• WHAT THE TASK REQUIRES
Gather the lines that hold the string "well".

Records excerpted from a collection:
▬▬▬▬▬▬▬▬▬▬
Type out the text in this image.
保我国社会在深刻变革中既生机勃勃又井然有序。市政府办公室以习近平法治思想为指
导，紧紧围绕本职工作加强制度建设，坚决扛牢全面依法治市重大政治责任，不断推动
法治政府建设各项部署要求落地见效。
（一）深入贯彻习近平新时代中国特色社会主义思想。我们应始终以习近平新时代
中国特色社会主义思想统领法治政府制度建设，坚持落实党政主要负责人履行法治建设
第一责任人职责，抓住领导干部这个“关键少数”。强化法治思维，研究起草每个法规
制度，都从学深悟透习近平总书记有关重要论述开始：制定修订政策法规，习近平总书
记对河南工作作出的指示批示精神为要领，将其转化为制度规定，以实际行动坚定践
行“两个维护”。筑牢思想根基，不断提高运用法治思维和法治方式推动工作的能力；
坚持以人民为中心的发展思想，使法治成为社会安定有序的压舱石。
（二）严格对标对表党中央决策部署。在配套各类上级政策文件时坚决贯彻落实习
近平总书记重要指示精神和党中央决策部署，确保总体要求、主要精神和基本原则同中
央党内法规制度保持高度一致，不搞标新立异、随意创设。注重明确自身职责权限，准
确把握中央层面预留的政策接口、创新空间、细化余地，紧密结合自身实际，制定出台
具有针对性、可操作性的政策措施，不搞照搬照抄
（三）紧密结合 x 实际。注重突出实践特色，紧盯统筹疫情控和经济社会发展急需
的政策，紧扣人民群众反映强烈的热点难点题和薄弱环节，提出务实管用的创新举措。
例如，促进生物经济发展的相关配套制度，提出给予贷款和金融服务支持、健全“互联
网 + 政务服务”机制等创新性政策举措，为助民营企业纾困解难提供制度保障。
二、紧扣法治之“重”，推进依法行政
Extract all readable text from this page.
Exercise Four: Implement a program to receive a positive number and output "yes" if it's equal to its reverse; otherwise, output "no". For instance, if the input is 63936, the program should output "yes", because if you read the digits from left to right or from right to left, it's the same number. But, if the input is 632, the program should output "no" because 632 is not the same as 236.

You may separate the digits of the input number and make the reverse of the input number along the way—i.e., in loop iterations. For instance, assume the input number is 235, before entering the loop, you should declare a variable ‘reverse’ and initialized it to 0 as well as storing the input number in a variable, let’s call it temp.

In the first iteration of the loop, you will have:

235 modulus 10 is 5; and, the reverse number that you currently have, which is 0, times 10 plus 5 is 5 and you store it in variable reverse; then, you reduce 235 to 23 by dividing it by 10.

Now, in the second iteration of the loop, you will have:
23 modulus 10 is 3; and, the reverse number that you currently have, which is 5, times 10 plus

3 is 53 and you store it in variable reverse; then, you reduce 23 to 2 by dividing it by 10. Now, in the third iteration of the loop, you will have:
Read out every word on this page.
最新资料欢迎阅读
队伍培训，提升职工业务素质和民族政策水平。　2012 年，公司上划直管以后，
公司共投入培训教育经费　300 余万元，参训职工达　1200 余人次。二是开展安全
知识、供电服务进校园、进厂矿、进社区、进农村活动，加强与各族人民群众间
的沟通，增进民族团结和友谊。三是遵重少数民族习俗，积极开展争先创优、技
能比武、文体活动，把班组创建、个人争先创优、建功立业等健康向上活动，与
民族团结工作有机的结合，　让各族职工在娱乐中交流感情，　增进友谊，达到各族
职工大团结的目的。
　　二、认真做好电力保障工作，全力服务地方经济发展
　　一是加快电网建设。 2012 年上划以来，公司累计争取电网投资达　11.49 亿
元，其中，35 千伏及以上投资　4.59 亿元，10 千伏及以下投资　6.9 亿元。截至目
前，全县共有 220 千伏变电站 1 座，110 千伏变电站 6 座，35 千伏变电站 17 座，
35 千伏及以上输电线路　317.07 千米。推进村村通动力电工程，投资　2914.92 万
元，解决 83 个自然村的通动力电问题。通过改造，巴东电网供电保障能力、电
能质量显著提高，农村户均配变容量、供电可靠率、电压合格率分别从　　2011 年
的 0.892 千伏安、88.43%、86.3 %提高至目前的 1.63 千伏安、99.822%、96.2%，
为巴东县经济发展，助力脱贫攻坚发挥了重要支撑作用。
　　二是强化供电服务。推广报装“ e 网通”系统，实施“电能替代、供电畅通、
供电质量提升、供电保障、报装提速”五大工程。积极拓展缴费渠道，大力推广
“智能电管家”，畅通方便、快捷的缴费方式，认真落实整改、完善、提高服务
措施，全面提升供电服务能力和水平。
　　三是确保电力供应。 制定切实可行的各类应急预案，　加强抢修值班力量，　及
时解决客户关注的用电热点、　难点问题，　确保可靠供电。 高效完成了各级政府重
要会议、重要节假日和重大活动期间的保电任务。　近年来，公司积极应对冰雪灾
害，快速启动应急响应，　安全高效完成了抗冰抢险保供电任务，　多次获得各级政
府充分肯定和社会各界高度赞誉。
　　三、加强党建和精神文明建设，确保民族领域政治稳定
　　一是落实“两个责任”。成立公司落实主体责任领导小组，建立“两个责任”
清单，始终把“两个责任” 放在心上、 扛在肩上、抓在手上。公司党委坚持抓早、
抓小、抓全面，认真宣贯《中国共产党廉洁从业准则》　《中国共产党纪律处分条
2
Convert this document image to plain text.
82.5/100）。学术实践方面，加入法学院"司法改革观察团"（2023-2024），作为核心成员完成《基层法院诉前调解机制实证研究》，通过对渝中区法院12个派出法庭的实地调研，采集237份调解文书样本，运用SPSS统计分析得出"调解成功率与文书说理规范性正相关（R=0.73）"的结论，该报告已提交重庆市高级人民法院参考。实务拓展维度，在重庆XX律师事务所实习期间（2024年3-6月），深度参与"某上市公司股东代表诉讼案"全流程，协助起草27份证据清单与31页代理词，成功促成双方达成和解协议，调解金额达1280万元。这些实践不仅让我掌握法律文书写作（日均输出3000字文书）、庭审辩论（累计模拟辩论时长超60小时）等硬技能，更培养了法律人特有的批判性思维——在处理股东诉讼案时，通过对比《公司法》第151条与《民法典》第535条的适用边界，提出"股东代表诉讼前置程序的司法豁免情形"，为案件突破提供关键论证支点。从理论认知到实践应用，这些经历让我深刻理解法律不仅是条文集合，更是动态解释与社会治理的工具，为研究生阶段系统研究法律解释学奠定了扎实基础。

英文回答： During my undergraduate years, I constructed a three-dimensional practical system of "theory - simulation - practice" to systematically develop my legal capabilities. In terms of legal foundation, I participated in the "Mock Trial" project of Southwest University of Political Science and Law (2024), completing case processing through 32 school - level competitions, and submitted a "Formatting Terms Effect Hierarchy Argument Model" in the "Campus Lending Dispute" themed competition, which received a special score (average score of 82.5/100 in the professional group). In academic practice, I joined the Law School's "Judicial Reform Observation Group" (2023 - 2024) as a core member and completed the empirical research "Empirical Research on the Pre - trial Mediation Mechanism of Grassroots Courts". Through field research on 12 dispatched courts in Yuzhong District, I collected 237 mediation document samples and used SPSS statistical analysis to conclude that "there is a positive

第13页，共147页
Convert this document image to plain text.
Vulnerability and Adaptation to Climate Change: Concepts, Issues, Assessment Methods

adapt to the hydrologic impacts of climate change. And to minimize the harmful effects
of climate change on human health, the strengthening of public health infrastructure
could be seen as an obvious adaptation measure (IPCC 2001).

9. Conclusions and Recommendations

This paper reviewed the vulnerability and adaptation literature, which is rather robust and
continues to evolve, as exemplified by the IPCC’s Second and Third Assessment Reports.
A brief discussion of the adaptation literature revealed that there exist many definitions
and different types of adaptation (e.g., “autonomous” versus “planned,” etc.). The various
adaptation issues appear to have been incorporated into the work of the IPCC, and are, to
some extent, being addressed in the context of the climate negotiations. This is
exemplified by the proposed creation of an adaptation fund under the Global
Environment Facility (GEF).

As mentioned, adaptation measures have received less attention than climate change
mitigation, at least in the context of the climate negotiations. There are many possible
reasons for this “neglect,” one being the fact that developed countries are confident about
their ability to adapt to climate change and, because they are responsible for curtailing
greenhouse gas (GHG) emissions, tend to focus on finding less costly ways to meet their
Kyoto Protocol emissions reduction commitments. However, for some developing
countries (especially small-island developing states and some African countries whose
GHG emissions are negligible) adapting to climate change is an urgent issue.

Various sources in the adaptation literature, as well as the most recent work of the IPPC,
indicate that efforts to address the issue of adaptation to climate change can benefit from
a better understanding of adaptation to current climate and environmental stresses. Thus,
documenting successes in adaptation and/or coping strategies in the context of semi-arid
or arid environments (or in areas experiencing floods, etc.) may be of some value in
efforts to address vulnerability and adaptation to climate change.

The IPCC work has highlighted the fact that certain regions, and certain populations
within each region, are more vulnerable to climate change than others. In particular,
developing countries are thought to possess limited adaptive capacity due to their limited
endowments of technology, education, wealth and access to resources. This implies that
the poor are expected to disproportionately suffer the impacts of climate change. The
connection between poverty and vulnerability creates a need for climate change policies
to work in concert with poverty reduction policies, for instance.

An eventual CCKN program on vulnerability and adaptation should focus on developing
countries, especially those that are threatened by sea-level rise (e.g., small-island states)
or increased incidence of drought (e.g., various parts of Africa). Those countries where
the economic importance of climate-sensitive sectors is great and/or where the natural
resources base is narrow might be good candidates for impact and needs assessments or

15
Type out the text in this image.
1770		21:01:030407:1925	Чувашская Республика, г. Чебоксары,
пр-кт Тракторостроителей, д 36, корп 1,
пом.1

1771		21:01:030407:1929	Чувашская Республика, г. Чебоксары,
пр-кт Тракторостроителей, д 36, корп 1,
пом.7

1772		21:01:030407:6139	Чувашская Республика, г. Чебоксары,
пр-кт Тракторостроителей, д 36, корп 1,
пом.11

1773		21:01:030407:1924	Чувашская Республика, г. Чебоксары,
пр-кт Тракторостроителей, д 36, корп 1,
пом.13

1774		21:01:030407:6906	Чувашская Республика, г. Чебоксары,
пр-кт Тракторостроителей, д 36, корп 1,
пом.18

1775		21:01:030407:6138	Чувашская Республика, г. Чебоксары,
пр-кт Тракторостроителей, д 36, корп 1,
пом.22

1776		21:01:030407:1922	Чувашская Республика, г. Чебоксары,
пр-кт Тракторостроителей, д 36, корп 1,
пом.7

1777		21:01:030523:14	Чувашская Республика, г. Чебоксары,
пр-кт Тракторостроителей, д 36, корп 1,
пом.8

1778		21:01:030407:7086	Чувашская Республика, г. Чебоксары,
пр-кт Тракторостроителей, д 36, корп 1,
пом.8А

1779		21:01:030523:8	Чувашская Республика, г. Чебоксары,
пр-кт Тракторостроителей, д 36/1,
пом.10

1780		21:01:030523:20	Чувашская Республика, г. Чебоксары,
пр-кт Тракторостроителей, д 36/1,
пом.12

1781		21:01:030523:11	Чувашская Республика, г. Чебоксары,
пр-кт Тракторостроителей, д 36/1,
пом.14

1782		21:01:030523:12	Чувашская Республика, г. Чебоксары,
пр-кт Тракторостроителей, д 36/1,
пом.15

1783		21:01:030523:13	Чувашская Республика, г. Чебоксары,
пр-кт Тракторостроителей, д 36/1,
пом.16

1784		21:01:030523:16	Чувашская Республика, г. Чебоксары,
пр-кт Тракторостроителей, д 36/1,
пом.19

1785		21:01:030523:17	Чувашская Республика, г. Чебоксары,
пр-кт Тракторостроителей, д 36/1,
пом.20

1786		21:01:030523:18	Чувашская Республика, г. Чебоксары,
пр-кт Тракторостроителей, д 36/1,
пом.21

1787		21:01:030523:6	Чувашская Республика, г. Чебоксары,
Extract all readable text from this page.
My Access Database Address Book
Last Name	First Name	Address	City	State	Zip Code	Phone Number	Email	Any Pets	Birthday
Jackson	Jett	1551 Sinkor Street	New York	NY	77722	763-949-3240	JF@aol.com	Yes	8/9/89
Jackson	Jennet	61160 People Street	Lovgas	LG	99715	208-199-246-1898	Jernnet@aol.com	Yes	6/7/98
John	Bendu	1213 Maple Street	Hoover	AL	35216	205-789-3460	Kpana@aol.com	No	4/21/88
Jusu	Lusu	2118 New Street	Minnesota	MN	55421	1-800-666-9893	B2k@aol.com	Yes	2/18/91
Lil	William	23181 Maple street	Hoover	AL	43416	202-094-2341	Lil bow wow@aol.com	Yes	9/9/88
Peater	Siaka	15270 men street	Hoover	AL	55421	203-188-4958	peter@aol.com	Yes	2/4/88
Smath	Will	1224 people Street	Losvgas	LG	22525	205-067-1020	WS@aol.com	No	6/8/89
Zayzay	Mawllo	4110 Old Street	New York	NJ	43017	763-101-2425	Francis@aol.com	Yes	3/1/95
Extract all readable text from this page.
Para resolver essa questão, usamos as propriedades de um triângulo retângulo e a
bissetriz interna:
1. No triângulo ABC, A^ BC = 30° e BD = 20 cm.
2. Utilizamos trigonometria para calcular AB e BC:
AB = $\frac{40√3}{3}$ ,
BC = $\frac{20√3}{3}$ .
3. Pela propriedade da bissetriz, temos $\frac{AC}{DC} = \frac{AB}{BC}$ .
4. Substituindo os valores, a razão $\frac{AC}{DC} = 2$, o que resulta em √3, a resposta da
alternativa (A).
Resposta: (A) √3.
▬▬▬▬▬▬▬▬▬▬
• SOLUTION TO THIS PROBLEM
You may separate the digits of the input number and make the reverse of the input number along the way—i.e., in loop iterations. For instance, assume the input number is 235, before entering the loop, you should declare a variable ‘reverse’ and initialized it to 0 as well as storing the input number in a variable, let’s call it temp.
Various sources in the adaptation literature, as well as the most recent work of the IPPC,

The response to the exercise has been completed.